### Instructions for the task:
Transcribe the records that follow in their entirety, omitting any pictures.

[Saved entries]

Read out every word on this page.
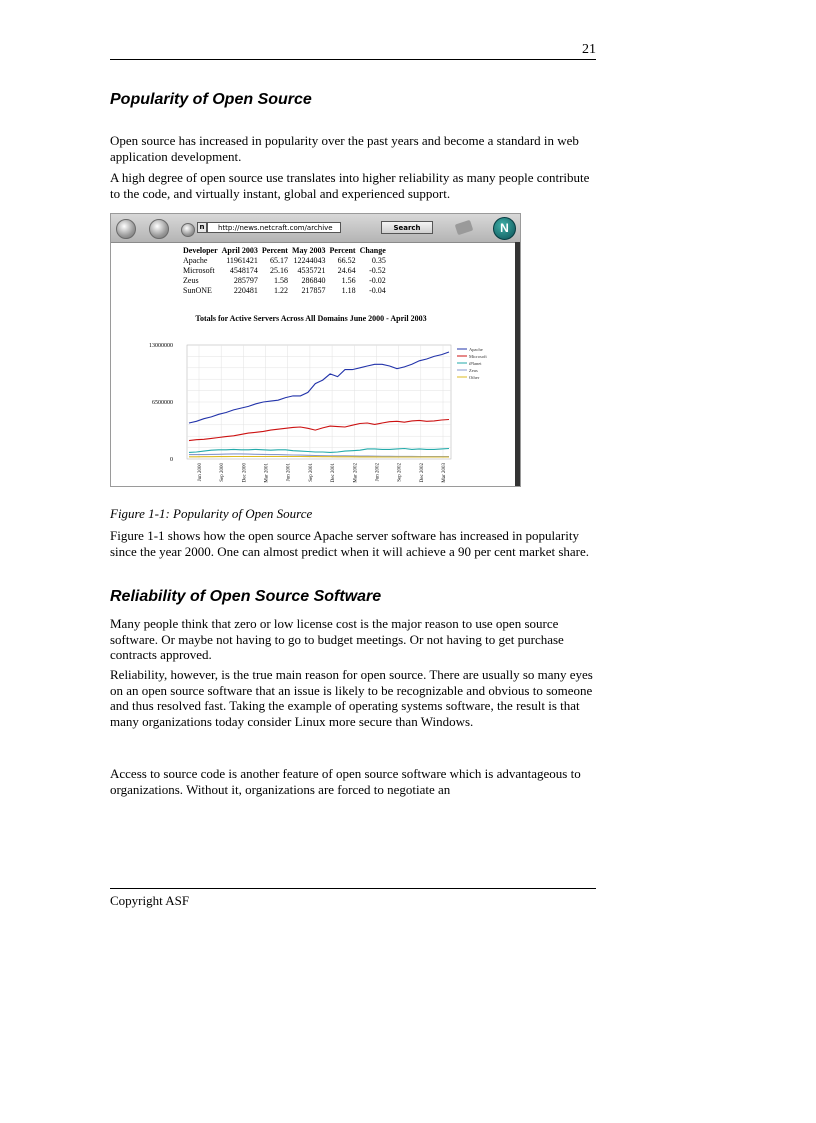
21
Popularity of Open Source

Open source has increased in popularity over the past years and become a standard in web application development.

A high degree of open source use translates into higher reliability as many people contribute to the code, and virtually instant, global and experienced support.

n	http://news.netcraft.com/archive	Search	N
Developer	April 2003	Percent	May 2003	Percent	Change
Apache	11961421	65.17	12244043	66.52	0.35
Microsoft	4548174	25.16	4535721	24.64	-0.52
Zeus	285797	1.58	286840	1.56	-0.02
SunONE	220481	1.22	217857	1.18	-0.04
Totals for Active Servers Across All Domains June 2000 - April 2003
13000000
6500000
0
Apache
Microsoft
iPlanet
Zeus
Other
Jun 2000	Sep 2000	Dec 2000	Mar 2001	Jun 2001	Sep 2001	Dec 2001	Mar 2002	Jun 2002	Sep 2002	Dec 2002	Mar 2003

Figure 1-1: Popularity of Open Source

Figure 1-1 shows how the open source Apache server software has increased in popularity since the year 2000. One can almost predict when it will achieve a 90 per cent market share.

Reliability of Open Source Software

Many people think that zero or low license cost is the major reason to use open source software. Or maybe not having to go to budget meetings. Or not having to get purchase contracts approved.

Reliability, however, is the true main reason for open source. There are usually so many eyes on an open source software that an issue is likely to be recognizable and obvious to someone and thus resolved fast. Taking the example of operating systems software, the result is that many organizations today consider Linux more secure than Windows.

Access to source code is another feature of open source software which is advantageous to organizations. Without it, organizations are forced to negotiate an

Copyright ASF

### Written response:
Read out every word on this page.
21
Popularity of Open Source

Open source has increased in popularity over the past years and become a standard in web application development.

A high degree of open source use translates into higher reliability as many people contribute to the code, and virtually instant, global and experienced support.

n	http://news.netcraft.com/archive	Search	N
Developer	April 2003	Percent	May 2003	Percent	Change
Apache	11961421	65.17	12244043	66.52	0.35
Microsoft	4548174	25.16	4535721	24.64	-0.52
Zeus	285797	1.58	286840	1.56	-0.02
SunONE	220481	1.22	217857	1.18	-0.04
Totals for Active Servers Across All Domains June 2000 - April 2003
13000000
6500000
0
Apache
Microsoft
iPlanet
Zeus
Other
Jun 2000	Sep 2000	Dec 2000	Mar 2001	Jun 2001	Sep 2001	Dec 2001	Mar 2002	Jun 2002	Sep 2002	Dec 2002	Mar 2003

Figure 1-1: Popularity of Open Source

Figure 1-1 shows how the open source Apache server software has increased in popularity since the year 2000. One can almost predict when it will achieve a 90 per cent market share.

Reliability of Open Source Software

Many people think that zero or low license cost is the major reason to use open source software. Or maybe not having to go to budget meetings. Or not having to get purchase contracts approved.

Reliability, however, is the true main reason for open source. There are usually so many eyes on an open source software that an issue is likely to be recognizable and obvious to someone and thus resolved fast. Taking the example of operating systems software, the result is that many organizations today consider Linux more secure than Windows.

Access to source code is another feature of open source software which is advantageous to organizations. Without it, organizations are forced to negotiate an

Copyright ASF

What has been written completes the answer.